*** RECORDS TO USE Section Begins ***
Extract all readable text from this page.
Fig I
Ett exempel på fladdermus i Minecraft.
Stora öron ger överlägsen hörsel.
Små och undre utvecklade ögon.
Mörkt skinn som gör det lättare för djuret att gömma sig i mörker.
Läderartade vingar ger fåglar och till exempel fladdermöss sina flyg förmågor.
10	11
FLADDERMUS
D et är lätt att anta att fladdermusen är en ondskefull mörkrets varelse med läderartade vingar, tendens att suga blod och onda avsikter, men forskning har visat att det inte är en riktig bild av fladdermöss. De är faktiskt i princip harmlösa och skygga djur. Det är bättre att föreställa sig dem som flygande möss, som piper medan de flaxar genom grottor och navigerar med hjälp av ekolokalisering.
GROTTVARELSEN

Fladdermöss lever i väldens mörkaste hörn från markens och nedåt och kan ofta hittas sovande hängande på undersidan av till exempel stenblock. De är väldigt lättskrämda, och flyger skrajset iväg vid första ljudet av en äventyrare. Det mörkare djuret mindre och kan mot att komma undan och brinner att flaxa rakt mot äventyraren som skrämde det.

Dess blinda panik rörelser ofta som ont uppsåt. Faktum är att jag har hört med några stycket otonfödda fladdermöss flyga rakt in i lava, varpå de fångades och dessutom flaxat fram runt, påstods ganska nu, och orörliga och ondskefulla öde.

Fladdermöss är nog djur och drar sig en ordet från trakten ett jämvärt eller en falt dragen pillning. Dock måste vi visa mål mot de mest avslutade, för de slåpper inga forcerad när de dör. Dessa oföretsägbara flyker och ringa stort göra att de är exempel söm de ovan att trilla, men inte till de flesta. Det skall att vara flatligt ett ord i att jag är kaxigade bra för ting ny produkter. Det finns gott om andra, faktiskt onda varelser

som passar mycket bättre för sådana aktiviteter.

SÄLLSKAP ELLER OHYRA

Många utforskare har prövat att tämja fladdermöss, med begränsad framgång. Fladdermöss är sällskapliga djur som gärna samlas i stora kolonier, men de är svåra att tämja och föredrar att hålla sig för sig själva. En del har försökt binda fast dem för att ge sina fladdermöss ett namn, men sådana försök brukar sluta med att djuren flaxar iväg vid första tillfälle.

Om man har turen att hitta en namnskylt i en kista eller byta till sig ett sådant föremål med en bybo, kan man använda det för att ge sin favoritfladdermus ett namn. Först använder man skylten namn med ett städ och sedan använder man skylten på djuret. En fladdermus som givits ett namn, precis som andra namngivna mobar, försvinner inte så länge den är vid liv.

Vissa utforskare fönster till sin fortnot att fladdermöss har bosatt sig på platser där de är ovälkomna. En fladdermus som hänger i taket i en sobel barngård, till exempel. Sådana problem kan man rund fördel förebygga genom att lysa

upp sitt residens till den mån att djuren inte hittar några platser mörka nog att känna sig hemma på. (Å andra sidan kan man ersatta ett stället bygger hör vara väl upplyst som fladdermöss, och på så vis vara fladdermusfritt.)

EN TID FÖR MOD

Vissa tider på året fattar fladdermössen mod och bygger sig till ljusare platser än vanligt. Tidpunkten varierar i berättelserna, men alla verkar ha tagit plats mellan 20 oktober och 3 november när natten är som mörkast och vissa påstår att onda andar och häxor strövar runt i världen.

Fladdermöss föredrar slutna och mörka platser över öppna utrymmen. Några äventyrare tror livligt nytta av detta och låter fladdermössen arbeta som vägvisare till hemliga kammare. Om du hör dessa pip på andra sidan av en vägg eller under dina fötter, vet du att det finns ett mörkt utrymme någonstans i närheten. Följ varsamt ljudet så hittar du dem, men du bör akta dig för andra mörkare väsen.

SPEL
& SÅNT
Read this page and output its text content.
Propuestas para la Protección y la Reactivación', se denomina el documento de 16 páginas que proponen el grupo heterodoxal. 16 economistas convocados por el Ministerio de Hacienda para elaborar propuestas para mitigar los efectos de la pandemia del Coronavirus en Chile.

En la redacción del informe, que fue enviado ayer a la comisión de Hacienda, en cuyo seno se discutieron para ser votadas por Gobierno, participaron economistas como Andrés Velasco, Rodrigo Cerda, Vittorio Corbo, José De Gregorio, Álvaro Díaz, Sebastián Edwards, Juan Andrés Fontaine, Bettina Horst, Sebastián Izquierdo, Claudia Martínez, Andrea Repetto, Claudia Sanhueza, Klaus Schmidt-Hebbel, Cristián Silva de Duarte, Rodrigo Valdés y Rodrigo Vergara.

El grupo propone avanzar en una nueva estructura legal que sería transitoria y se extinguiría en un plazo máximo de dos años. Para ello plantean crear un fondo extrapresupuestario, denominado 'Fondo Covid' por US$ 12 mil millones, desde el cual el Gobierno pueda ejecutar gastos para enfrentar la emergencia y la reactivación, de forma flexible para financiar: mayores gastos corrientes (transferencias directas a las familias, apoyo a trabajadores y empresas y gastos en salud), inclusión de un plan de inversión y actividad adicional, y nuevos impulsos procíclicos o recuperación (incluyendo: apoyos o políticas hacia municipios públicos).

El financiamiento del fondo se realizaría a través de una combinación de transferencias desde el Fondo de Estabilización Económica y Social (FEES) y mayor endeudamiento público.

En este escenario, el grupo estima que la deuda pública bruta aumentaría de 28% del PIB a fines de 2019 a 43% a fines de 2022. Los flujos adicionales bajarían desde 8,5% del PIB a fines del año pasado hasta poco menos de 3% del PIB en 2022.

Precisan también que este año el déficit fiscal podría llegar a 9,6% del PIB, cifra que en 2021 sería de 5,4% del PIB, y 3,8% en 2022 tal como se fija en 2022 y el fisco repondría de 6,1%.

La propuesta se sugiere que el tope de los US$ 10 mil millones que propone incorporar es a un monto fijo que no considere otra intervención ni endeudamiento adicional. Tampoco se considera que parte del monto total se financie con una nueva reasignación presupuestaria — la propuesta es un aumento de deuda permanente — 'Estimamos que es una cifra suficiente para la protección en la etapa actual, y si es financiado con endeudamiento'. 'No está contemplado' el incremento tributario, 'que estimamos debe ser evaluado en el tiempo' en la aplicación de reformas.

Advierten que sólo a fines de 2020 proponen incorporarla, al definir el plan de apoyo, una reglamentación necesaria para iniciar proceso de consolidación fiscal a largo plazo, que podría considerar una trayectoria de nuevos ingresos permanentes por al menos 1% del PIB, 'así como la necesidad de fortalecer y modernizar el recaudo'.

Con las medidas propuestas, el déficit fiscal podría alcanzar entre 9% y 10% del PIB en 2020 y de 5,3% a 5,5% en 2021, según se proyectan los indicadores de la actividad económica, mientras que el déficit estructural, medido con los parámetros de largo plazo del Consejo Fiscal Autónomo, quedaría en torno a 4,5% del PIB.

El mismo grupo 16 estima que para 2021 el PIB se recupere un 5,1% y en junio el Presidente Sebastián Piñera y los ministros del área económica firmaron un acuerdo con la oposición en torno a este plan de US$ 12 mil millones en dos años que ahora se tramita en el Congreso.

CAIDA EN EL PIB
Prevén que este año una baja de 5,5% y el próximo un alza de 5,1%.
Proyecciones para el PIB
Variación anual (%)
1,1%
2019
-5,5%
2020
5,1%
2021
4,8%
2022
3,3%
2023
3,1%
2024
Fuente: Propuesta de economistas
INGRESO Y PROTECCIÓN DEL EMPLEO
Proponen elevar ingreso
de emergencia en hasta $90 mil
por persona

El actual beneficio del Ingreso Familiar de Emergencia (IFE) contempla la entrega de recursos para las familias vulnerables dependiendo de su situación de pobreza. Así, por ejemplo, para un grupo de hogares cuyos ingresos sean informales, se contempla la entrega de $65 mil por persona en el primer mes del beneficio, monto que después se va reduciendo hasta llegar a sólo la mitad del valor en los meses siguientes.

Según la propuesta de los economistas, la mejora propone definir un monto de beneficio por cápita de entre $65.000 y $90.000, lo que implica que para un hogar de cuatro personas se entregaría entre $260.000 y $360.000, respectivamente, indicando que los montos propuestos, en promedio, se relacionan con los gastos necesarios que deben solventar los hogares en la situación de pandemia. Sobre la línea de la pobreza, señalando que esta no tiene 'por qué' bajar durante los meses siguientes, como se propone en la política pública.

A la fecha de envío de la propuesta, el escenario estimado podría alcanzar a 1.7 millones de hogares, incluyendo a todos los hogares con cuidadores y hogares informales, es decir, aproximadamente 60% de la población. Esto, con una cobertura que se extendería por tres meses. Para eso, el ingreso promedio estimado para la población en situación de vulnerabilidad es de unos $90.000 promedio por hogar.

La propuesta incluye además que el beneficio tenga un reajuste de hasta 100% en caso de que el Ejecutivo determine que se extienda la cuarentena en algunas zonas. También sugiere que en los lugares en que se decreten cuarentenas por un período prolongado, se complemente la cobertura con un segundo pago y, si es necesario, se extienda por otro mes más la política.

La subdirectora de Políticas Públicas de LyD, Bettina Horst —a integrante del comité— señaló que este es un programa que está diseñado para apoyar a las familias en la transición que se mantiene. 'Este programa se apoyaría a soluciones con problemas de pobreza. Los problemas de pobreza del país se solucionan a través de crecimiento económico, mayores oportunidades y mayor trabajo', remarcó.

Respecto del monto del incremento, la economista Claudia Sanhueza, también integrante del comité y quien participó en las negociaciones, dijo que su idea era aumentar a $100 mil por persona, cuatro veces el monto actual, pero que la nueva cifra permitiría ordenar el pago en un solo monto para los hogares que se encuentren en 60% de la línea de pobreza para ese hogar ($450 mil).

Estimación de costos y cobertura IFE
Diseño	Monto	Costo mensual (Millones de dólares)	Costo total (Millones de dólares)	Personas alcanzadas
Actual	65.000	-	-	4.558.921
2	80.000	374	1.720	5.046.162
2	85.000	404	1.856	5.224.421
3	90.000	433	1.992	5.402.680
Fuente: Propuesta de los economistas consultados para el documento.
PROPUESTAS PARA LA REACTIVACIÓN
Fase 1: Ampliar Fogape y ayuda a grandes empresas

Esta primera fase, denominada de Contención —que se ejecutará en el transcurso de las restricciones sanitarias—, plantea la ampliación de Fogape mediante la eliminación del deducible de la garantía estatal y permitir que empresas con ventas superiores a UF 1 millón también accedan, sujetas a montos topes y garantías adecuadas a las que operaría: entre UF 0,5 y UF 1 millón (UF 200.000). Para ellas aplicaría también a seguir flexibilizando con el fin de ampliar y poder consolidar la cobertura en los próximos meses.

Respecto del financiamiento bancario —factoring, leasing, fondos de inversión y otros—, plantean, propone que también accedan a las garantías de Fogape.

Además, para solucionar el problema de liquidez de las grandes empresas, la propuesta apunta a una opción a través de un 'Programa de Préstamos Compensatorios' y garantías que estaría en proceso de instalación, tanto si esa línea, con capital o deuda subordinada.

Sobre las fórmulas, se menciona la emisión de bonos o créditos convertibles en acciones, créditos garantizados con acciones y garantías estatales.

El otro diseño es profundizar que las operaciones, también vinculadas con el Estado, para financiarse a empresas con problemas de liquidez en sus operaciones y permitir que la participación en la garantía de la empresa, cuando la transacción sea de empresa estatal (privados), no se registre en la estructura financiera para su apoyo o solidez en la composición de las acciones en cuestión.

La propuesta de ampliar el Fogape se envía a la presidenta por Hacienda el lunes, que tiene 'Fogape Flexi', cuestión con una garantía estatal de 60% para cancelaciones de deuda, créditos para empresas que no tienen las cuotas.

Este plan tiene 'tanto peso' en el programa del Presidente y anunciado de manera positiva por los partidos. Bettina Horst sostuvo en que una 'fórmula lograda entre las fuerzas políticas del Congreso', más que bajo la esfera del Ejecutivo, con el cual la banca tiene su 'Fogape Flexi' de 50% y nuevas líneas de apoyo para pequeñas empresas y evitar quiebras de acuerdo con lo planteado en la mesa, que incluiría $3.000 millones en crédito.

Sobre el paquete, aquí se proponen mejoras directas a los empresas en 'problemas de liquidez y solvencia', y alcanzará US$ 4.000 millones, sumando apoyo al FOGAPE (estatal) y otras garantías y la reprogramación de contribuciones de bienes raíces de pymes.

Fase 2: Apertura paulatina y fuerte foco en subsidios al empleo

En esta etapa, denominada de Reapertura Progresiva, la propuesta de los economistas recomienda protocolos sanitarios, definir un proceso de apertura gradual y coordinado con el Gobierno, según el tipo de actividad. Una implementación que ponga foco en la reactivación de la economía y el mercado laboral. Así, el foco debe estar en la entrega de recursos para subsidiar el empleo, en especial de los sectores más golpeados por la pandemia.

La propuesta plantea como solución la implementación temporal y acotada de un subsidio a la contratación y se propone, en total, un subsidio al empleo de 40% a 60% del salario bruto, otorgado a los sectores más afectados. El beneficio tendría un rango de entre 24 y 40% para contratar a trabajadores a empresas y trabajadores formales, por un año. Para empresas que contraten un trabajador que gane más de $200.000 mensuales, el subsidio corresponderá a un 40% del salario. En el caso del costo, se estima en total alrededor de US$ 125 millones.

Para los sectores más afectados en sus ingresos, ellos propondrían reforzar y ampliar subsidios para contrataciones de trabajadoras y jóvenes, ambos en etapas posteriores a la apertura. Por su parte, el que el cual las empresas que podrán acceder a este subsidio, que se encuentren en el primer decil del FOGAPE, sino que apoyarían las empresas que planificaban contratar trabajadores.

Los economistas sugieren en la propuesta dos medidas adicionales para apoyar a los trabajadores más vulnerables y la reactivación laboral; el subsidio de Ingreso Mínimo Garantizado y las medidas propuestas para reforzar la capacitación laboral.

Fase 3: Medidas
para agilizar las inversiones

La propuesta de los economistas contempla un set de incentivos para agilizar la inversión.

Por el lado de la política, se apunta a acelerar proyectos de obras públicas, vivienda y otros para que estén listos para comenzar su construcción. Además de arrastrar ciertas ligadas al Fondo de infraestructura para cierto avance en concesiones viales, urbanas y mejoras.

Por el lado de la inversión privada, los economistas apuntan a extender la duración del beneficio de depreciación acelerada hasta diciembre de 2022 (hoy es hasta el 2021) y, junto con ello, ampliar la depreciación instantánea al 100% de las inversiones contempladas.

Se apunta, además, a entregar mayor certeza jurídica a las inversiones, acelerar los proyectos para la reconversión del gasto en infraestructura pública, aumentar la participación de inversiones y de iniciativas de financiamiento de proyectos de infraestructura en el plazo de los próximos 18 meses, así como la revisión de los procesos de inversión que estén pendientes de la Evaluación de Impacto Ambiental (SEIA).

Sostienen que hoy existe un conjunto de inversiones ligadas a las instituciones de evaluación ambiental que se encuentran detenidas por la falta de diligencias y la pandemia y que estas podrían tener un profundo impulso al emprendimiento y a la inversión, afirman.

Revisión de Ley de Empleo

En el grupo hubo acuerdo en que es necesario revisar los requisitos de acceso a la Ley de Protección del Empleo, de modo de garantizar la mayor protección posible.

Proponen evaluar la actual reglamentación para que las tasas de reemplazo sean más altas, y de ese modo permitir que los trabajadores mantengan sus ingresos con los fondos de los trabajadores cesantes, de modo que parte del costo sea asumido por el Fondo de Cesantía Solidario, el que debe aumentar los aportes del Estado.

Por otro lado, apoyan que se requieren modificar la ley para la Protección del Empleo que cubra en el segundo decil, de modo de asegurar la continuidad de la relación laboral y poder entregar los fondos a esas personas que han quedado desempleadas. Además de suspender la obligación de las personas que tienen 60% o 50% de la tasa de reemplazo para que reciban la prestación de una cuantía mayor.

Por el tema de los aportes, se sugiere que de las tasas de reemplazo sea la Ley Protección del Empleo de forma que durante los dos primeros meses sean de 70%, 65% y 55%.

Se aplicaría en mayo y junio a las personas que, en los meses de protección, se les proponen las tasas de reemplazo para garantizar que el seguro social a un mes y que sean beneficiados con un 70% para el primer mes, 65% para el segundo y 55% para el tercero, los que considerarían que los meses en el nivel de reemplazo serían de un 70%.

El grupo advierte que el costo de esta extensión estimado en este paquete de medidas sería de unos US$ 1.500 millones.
*** RECORDS TO USE Section Ends ***
EXERCISE PROMPT:
For the word "ofta", state the number of lines in the listing that contain it and nothing further.

ANSWER BELOW:
2